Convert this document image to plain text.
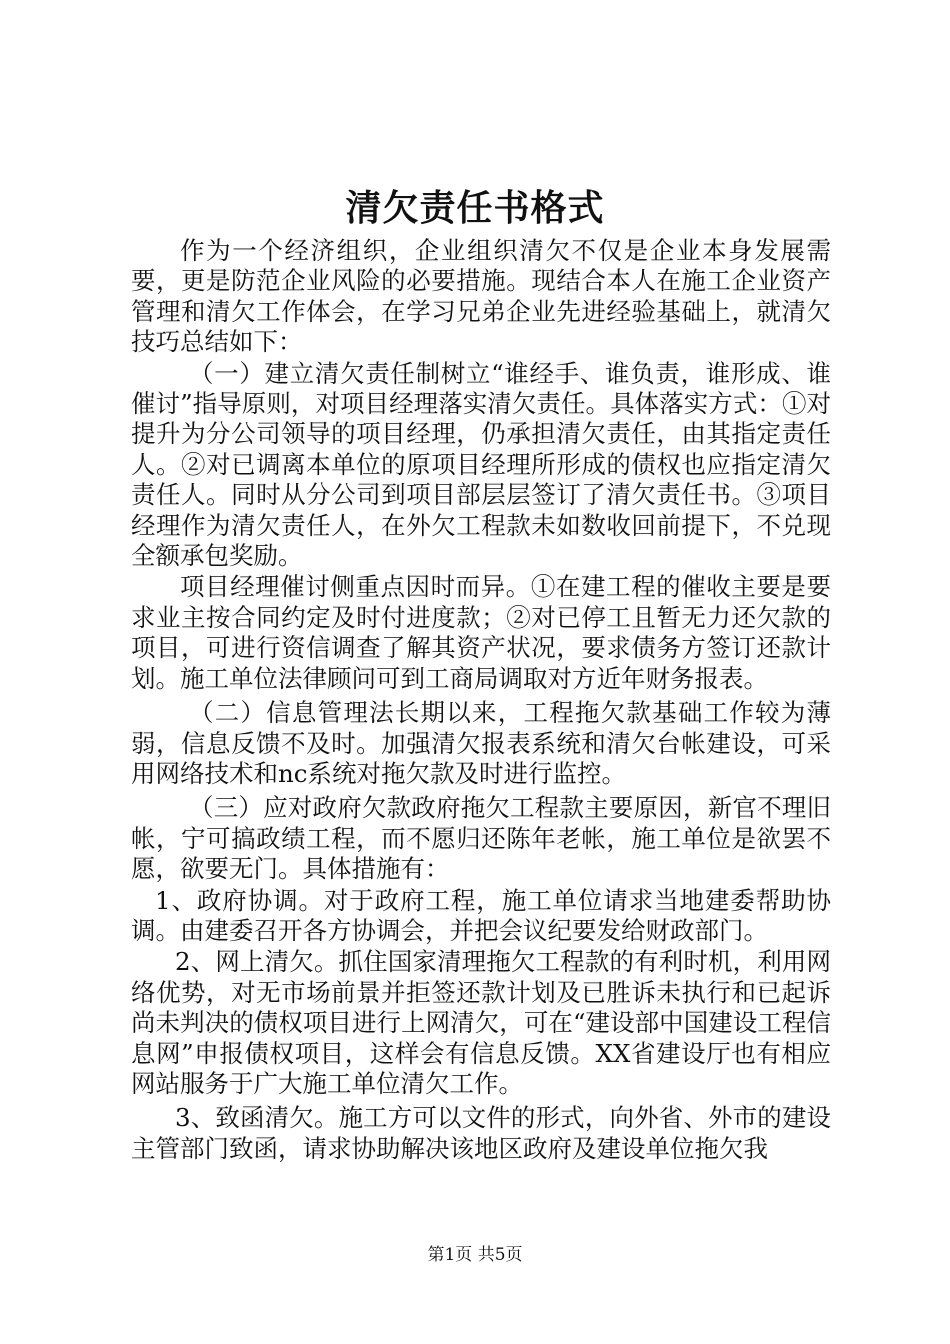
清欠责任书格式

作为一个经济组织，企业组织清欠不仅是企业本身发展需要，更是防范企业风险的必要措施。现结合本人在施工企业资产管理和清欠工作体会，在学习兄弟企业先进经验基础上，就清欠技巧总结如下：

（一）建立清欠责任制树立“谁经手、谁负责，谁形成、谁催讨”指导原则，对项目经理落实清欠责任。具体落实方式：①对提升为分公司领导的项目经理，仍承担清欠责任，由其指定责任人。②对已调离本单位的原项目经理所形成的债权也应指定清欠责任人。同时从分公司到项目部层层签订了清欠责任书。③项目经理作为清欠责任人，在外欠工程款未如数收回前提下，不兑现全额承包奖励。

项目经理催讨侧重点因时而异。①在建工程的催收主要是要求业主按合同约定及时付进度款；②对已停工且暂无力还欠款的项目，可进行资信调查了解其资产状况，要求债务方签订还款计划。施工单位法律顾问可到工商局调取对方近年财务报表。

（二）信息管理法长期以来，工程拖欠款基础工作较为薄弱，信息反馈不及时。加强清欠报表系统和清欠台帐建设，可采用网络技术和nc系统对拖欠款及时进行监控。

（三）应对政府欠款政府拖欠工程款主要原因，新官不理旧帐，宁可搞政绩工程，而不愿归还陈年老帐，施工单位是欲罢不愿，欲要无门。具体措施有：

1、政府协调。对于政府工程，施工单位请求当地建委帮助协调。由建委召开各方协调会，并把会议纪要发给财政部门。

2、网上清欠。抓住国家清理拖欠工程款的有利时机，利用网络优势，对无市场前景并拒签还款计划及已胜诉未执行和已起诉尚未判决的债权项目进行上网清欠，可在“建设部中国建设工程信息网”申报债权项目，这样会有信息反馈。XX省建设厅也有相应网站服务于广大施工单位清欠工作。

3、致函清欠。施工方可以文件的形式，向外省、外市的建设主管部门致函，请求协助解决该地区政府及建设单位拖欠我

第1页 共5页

---

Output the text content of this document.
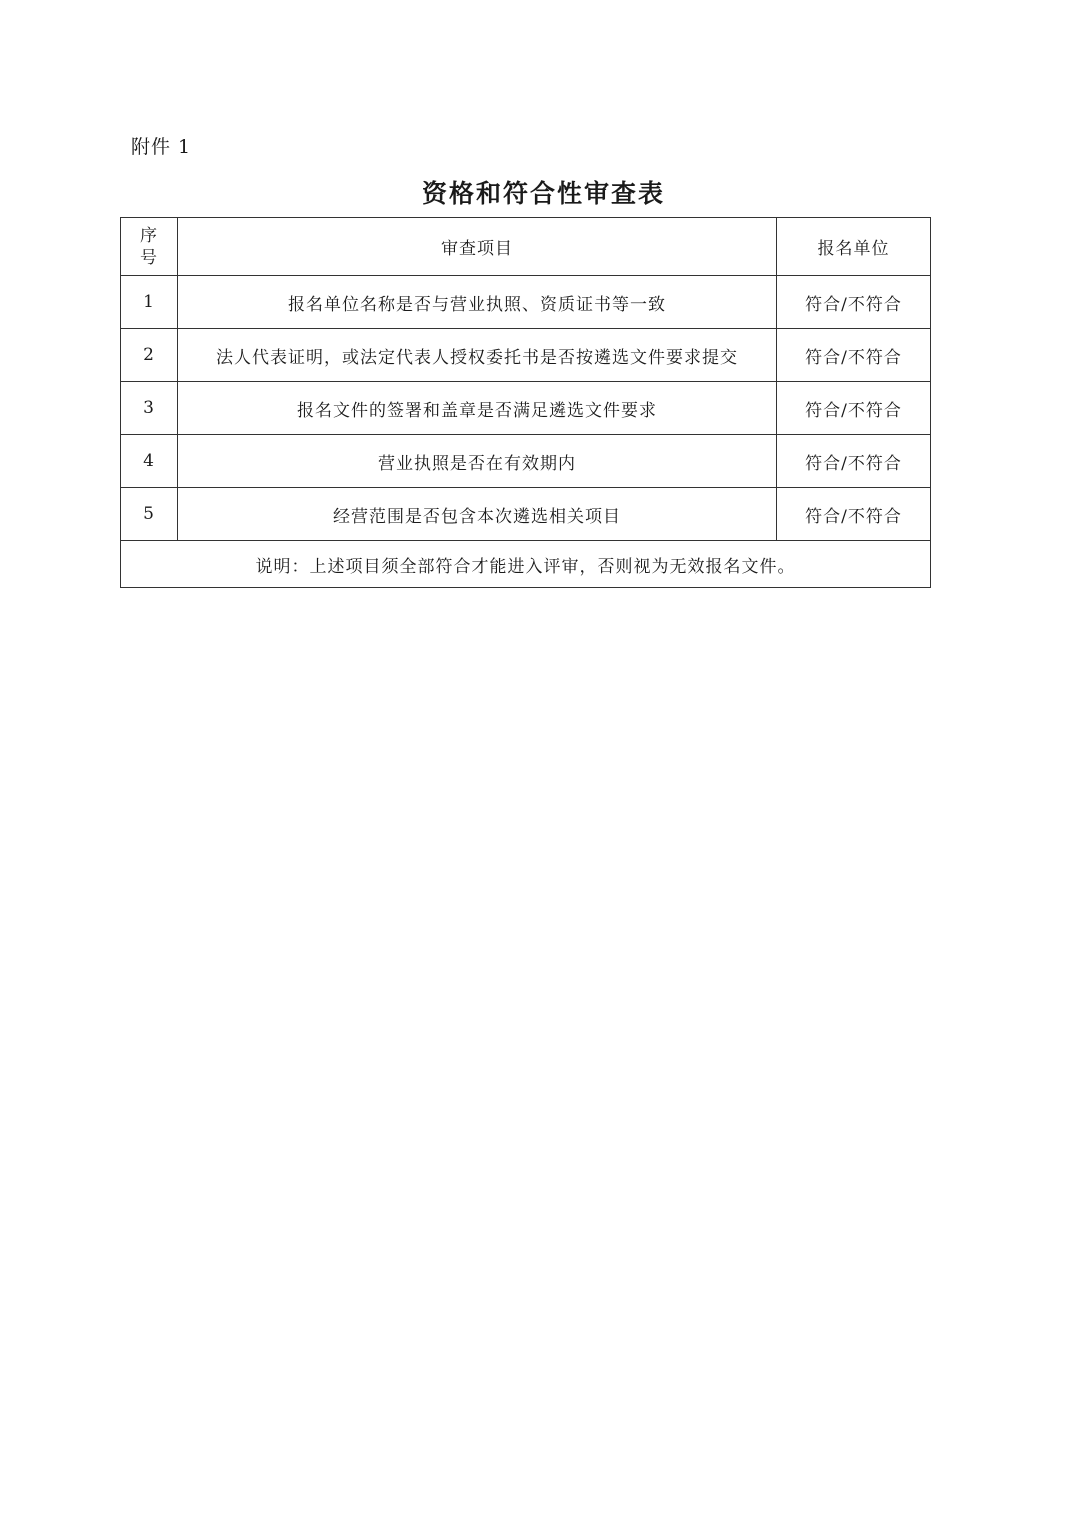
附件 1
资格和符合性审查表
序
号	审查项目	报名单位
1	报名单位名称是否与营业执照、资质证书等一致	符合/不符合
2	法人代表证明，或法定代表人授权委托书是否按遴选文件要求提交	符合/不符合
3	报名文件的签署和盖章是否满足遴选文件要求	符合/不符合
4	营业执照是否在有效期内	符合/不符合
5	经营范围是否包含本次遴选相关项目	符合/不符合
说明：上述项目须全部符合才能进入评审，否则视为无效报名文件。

**Written exercise**
Which lines above contain "document"? Show each of them.

**Task response**
Convert this document image to plain text.
Output the text content of this document.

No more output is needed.